The input
┏━━

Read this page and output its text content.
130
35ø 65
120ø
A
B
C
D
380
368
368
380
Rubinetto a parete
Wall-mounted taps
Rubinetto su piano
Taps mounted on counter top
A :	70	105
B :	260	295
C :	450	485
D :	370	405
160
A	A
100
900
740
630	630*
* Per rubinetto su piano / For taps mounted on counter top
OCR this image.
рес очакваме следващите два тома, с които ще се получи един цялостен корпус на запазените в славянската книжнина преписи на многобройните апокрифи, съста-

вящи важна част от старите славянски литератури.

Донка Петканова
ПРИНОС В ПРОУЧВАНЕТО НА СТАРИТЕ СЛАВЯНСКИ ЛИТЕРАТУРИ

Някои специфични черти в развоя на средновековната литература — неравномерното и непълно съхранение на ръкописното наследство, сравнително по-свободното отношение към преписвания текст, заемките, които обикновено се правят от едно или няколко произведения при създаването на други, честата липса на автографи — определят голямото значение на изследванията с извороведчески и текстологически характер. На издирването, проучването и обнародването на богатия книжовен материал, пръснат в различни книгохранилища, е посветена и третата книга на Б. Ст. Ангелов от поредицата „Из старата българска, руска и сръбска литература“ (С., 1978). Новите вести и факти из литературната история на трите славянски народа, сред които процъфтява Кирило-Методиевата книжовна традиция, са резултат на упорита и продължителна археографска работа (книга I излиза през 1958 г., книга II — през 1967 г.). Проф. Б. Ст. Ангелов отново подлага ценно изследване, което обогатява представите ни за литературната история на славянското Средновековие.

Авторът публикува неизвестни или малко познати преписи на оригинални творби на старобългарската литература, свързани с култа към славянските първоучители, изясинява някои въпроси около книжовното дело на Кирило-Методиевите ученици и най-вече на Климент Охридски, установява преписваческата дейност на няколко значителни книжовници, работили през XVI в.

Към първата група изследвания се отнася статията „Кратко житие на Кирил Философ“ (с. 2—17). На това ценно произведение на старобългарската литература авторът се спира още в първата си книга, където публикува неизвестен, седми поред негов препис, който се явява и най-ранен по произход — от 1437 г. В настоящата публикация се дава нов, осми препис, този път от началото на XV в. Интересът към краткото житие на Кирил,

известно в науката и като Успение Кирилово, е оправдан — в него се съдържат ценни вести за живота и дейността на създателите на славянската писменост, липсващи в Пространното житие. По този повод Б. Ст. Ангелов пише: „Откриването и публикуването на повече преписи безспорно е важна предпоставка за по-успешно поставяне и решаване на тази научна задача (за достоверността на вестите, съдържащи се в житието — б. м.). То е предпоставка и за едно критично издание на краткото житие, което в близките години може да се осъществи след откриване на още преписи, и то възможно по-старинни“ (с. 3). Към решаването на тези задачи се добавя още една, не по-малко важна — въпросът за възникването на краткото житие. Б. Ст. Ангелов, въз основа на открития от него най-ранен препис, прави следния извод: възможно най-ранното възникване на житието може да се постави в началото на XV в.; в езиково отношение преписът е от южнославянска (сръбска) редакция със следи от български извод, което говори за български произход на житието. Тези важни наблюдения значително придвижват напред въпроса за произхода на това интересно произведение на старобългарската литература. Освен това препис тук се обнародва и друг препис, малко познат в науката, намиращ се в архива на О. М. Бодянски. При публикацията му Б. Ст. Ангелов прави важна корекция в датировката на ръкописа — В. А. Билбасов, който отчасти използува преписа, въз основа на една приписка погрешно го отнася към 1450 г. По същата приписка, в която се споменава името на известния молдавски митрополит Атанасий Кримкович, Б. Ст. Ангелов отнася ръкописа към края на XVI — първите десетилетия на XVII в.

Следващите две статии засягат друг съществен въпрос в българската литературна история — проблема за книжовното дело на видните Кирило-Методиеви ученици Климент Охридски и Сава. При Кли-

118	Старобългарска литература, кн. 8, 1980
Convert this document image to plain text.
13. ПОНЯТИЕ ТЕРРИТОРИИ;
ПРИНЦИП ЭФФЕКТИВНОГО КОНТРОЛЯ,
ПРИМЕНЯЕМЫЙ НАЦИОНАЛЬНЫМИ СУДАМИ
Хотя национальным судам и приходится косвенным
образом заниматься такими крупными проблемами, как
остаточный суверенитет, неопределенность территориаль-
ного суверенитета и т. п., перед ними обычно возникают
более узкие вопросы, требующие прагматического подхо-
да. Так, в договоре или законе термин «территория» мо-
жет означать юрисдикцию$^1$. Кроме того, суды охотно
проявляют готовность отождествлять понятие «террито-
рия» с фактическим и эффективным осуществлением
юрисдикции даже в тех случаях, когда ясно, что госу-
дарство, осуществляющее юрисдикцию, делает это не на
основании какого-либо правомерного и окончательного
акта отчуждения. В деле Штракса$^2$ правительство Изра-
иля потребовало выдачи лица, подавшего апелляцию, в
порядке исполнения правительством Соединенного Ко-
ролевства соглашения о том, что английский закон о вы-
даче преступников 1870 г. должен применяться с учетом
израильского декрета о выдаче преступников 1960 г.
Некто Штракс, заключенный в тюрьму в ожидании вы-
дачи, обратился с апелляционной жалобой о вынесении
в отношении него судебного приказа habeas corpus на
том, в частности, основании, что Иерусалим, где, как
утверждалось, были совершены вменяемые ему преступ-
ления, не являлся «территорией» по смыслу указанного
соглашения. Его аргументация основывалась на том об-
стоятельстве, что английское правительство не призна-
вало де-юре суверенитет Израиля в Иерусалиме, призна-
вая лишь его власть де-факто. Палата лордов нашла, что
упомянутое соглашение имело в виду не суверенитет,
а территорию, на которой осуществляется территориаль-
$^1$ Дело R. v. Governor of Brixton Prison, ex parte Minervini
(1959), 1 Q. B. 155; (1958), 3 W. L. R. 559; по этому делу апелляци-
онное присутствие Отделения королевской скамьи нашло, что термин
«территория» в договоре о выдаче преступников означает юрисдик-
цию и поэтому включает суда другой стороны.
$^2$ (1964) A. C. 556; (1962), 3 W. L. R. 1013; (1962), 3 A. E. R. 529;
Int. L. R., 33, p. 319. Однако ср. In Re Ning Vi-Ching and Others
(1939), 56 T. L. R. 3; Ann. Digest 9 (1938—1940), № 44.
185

┗━━

Challenge
Search the entries for the word "основании" and copy every line that has it.

Reply
основании какого-либо правомерного и окончательного
том, в частности, основании, что Иерусалим, где, как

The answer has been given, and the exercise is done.